> [Work to complete]:
Isolate every line in the records below with "Optimize" in it.

Stored data:
•••••
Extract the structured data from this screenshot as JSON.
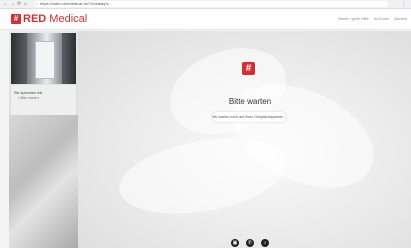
{
  "browser": {
    "back": "←",
    "forward": "→",
    "reload": "⟳",
    "home": "⌂",
    "url": "https://video.redmedical.de/?/media/pv..."
  },
  "header": {
    "logo_mark": "#",
    "logo_text_bold": "RED",
    "logo_text_rest": " Medical",
    "links": [
      "Bereit / gehe Hilfe",
      "Ihr Konto",
      "Abmeld"
    ]
  },
  "sidebar": {
    "title": "Sie sprechen mit",
    "subtitle": "Bitte warten..."
  },
  "main": {
    "logo_mark": "#",
    "wait_title": "Bitte warten",
    "wait_message": "Wir warten noch auf Ihren Gesprächspartner..."
  },
  "controls": [
    {
      "name": "camera",
      "glyph": "▣"
    },
    {
      "name": "phone",
      "glyph": "✆"
    },
    {
      "name": "microphone",
      "glyph": "♪"
    }
  ],
  "colors": {
    "brand_red": "#d42e2f"
  }
}
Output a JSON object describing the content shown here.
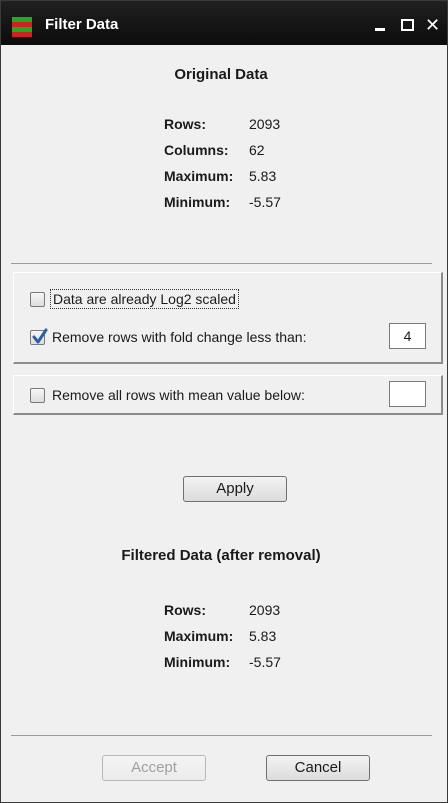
{
  "window": {
    "title": "Filter Data",
    "minimize_glyph": "",
    "maximize_glyph": "",
    "close_glyph": "✕"
  },
  "original": {
    "heading": "Original Data",
    "stats": [
      {
        "label": "Rows:",
        "value": "2093"
      },
      {
        "label": "Columns:",
        "value": "62"
      },
      {
        "label": "Maximum:",
        "value": "5.83"
      },
      {
        "label": "Minimum:",
        "value": "-5.57"
      }
    ]
  },
  "options": {
    "log2_label": "Data are already Log2 scaled",
    "log2_checked": false,
    "fold_label": "Remove rows with fold change less than:",
    "fold_checked": true,
    "fold_value": "4",
    "mean_label": "Remove all rows with mean value below:",
    "mean_checked": false,
    "mean_value": ""
  },
  "apply_label": "Apply",
  "filtered": {
    "heading": "Filtered Data (after removal)",
    "stats": [
      {
        "label": "Rows:",
        "value": "2093"
      },
      {
        "label": "Maximum:",
        "value": "5.83"
      },
      {
        "label": "Minimum:",
        "value": "-5.57"
      }
    ]
  },
  "footer": {
    "accept_label": "Accept",
    "cancel_label": "Cancel"
  },
  "colors": {
    "icon_green": "#22aa22",
    "icon_red": "#cc2222",
    "check_blue": "#2a5fa8"
  }
}
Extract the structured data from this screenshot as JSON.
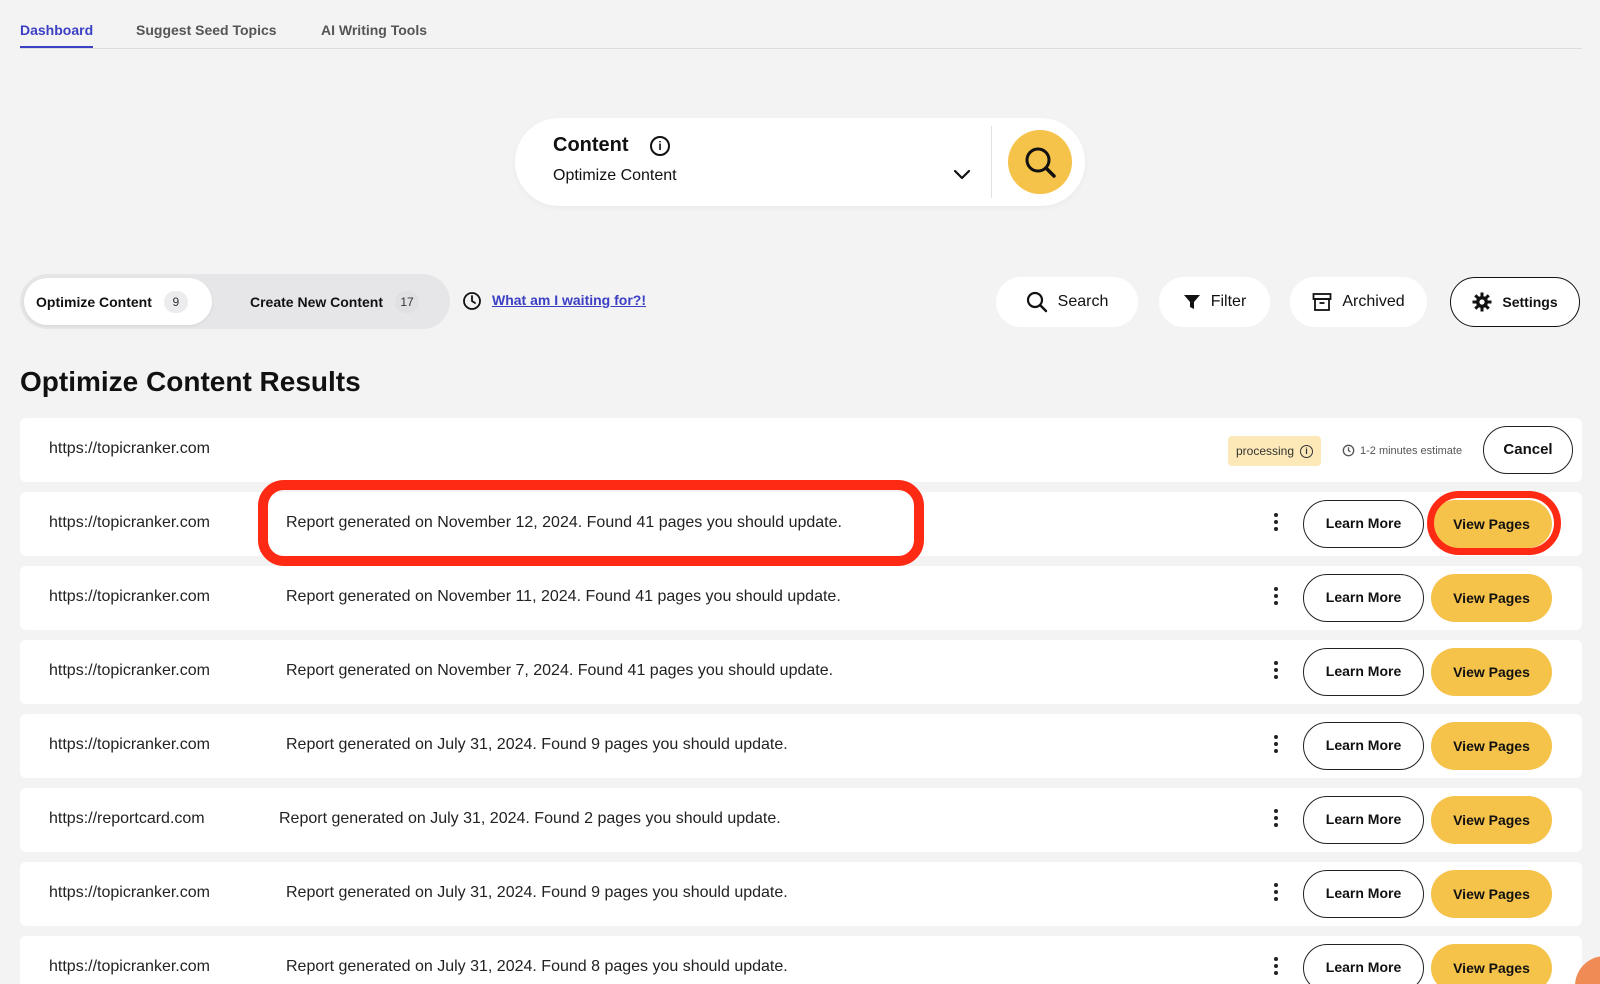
{
  "nav": {
    "tabs": [
      {
        "label": "Dashboard",
        "active": true
      },
      {
        "label": "Suggest Seed Topics",
        "active": false
      },
      {
        "label": "AI Writing Tools",
        "active": false
      }
    ]
  },
  "selector": {
    "title": "Content",
    "value": "Optimize Content"
  },
  "toggle": {
    "options": [
      {
        "label": "Optimize Content",
        "count": "9",
        "active": true
      },
      {
        "label": "Create New Content",
        "count": "17",
        "active": false
      }
    ],
    "wait_link": "What am I waiting for?!"
  },
  "toolbar": {
    "search_label": "Search",
    "filter_label": "Filter",
    "archived_label": "Archived",
    "settings_label": "Settings"
  },
  "results": {
    "title": "Optimize Content Results",
    "processing_row": {
      "url": "https://topicranker.com",
      "status": "processing",
      "estimate": "1-2 minutes estimate",
      "cancel_label": "Cancel"
    },
    "learn_label": "Learn More",
    "view_label": "View Pages",
    "rows": [
      {
        "url": "https://topicranker.com",
        "message": "Report generated on November 12, 2024. Found 41 pages you should update."
      },
      {
        "url": "https://topicranker.com",
        "message": "Report generated on November 11, 2024. Found 41 pages you should update."
      },
      {
        "url": "https://topicranker.com",
        "message": "Report generated on November 7, 2024. Found 41 pages you should update."
      },
      {
        "url": "https://topicranker.com",
        "message": "Report generated on July 31, 2024. Found 9 pages you should update."
      },
      {
        "url": "https://reportcard.com",
        "message": "Report generated on July 31, 2024. Found 2 pages you should update."
      },
      {
        "url": "https://topicranker.com",
        "message": "Report generated on July 31, 2024. Found 9 pages you should update."
      },
      {
        "url": "https://topicranker.com",
        "message": "Report generated on July 31, 2024. Found 8 pages you should update."
      }
    ]
  },
  "colors": {
    "accent": "#3b3fc4",
    "primary_button": "#f5c24a",
    "highlight": "#ff2a14",
    "processing_badge": "#fde9b8"
  }
}
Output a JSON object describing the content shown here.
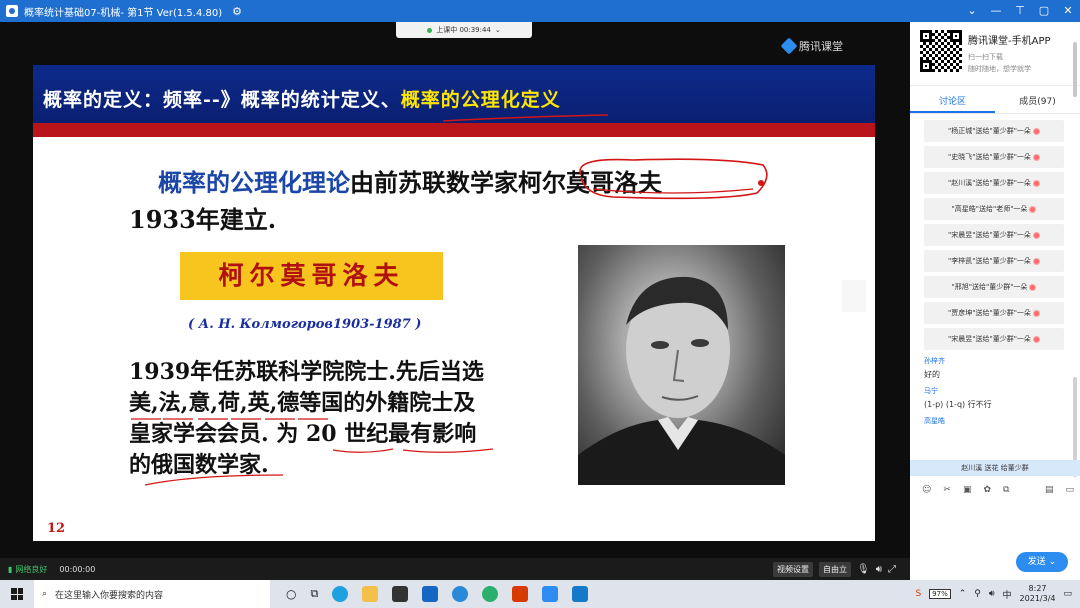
{
  "window": {
    "title": "概率统计基础07-机械- 第1节 Ver(1.5.4.80)",
    "controls": [
      "⌄",
      "—",
      "⊤",
      "▢",
      "✕"
    ]
  },
  "stage": {
    "status_text": "上课中 00:39:44",
    "status_chevron": "⌄",
    "brand": "腾讯课堂"
  },
  "slide": {
    "heading_prefix": "概率的定义：频率--》概率的统计定义、",
    "heading_highlight": "概率的公理化定义",
    "line1_blue": "概率的公理化理论",
    "line1_black": "由前苏联数学家",
    "line1_name": "柯尔莫哥洛夫",
    "line2": "1933年建立.",
    "name_box": "柯尔莫哥洛夫",
    "russian": "( А. Н.  Колмогоров1903-1987 )",
    "para_line1": "1939年任苏联科学院院士.先后当选",
    "para_line2_red": "美,法,意,荷,英,德",
    "para_line2_black": "等国的外籍院士及",
    "para_line3": "皇家学会会员. 为 20 世纪最有影响",
    "para_line4": "的俄国数学家.",
    "page_number": "12"
  },
  "stagebar": {
    "network": "网络良好",
    "elapsed": "00:00:00",
    "video_settings": "视频设置",
    "self_stand": "自由立",
    "mic_icon": "microphone-icon",
    "volume_icon": "speaker-icon",
    "fullscreen_icon": "fullscreen-icon"
  },
  "panel": {
    "app_title": "腾讯课堂-手机APP",
    "app_sub1": "扫一扫下载",
    "app_sub2": "随时随地，想学就学",
    "tab_discuss": "讨论区",
    "tab_members": "成员(97)",
    "gifts": [
      "\"杨正城\"送给\"董少群\"一朵",
      "\"史晓飞\"送给\"董少群\"一朵",
      "\"赵川溪\"送给\"董少群\"一朵",
      "\"高星皓\"送给\"老师\"一朵",
      "\"宋晨昱\"送给\"董少群\"一朵",
      "\"李梓凯\"送给\"董少群\"一朵",
      "\"邢旭\"送给\"董少群\"一朵",
      "\"贾彦坤\"送给\"董少群\"一朵",
      "\"宋晨昱\"送给\"董少群\"一朵"
    ],
    "messages": [
      {
        "user": "孙梓齐",
        "text": "好的"
      },
      {
        "user": "马宁",
        "text": "(1-p)   (1-q)   行不行"
      },
      {
        "user": "高星皓",
        "text": ""
      }
    ],
    "toast": "赵川溪 送花 给董少群",
    "send": "发送",
    "send_chevron": "⌄"
  },
  "taskbar": {
    "search_placeholder": "在这里输入你要搜索的内容",
    "battery": "97%",
    "time": "8:27",
    "date": "2021/3/4",
    "ime": "中"
  },
  "colors": {
    "title_bar": "#1f6fd0",
    "slide_header": "#0d2a8a",
    "slide_red_bar": "#b8141a",
    "name_box": "#f7c51e",
    "accent": "#2d8cf0"
  }
}
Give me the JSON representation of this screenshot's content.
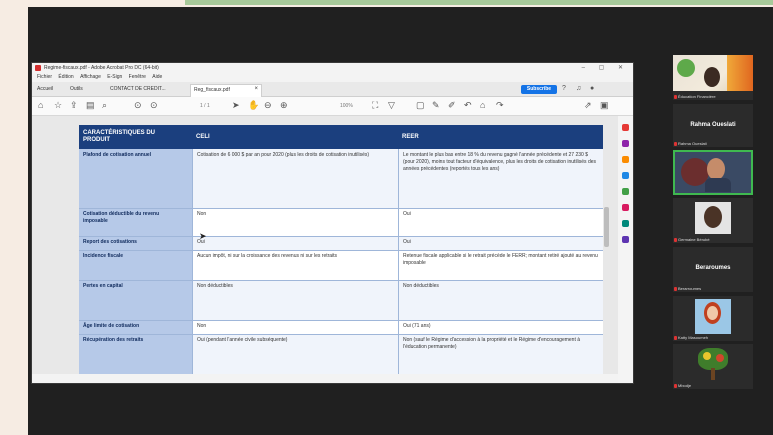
{
  "app": {
    "window_title": "Regime-fiscaux.pdf - Adobe Acrobat Pro DC (64-bit)",
    "menu": [
      "Fichier",
      "Édition",
      "Affichage",
      "E-Sign",
      "Fenêtre",
      "Aide"
    ],
    "tabs": [
      "Accueil",
      "Outils",
      "CONTACT DE CREDIT..."
    ],
    "document_tab": "Reg_fiscaux.pdf",
    "subscribe_label": "Subscribe",
    "page_indicator": "1 / 1",
    "zoom_level": "100%"
  },
  "table": {
    "headers": [
      "CARACTÉRISTIQUES DU PRODUIT",
      "CELI",
      "REER"
    ],
    "rows": [
      {
        "label": "Plafond de cotisation annuel",
        "celi": "Cotisation de 6 000 $ par an pour 2020 (plus les droits de cotisation inutilisés)",
        "reer": "Le montant le plus bas entre 18 % du revenu gagné l'année précédente et 27 230 $ (pour 2020), moins tout facteur d'équivalence, plus les droits de cotisation inutilisés des années précédentes (reportés tous les ans)"
      },
      {
        "label": "Cotisation déductible du revenu imposable",
        "celi": "Non",
        "reer": "Oui"
      },
      {
        "label": "Report des cotisations",
        "celi": "Oui",
        "reer": "Oui"
      },
      {
        "label": "Incidence fiscale",
        "celi": "Aucun impôt, ni sur la croissance des revenus ni sur les retraits",
        "reer": "Retenue fiscale applicable si le retrait précède le FERR; montant retiré ajouté au revenu imposable"
      },
      {
        "label": "Pertes en capital",
        "celi": "Non déductibles",
        "reer": "Non déductibles"
      },
      {
        "label": "Âge limite de cotisation",
        "celi": "Non",
        "reer": "Oui (71 ans)"
      },
      {
        "label": "Récupération des retraits",
        "celi": "Oui (pendant l'année civile subséquente)",
        "reer": "Non (sauf le Régime d'accession à la propriété et le Régime d'encouragement à l'éducation permanente)"
      }
    ]
  },
  "participants": {
    "tile1_name": "Éducation Financière",
    "tile2_big": "Rahma Oueslati",
    "tile2_name": "Rahma Oueslati",
    "tile3_name": "Germaine Bérubé",
    "tile4_name": "Germaine Bérubé",
    "tile5_big": "Beraroumes",
    "tile5_name": "Berarroumes",
    "tile6_name": "Katty Masoumeh",
    "tile7_name": "Mbodje"
  },
  "colors": {
    "table_header": "#1b3f7e",
    "label_column": "#b6c9e8",
    "active_speaker": "#3fb950",
    "subscribe_button": "#1473e6"
  }
}
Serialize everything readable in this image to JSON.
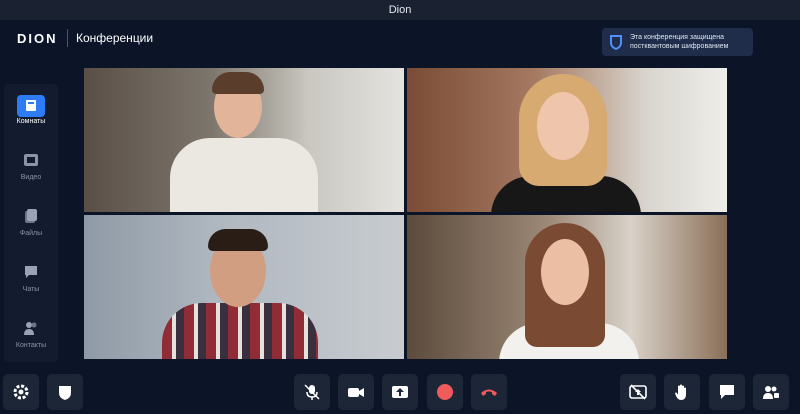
•••••
> [Response]:
    "value": "Optimize Content"
        "label": "Optimize Content",
    "title": "Optimize Content Results",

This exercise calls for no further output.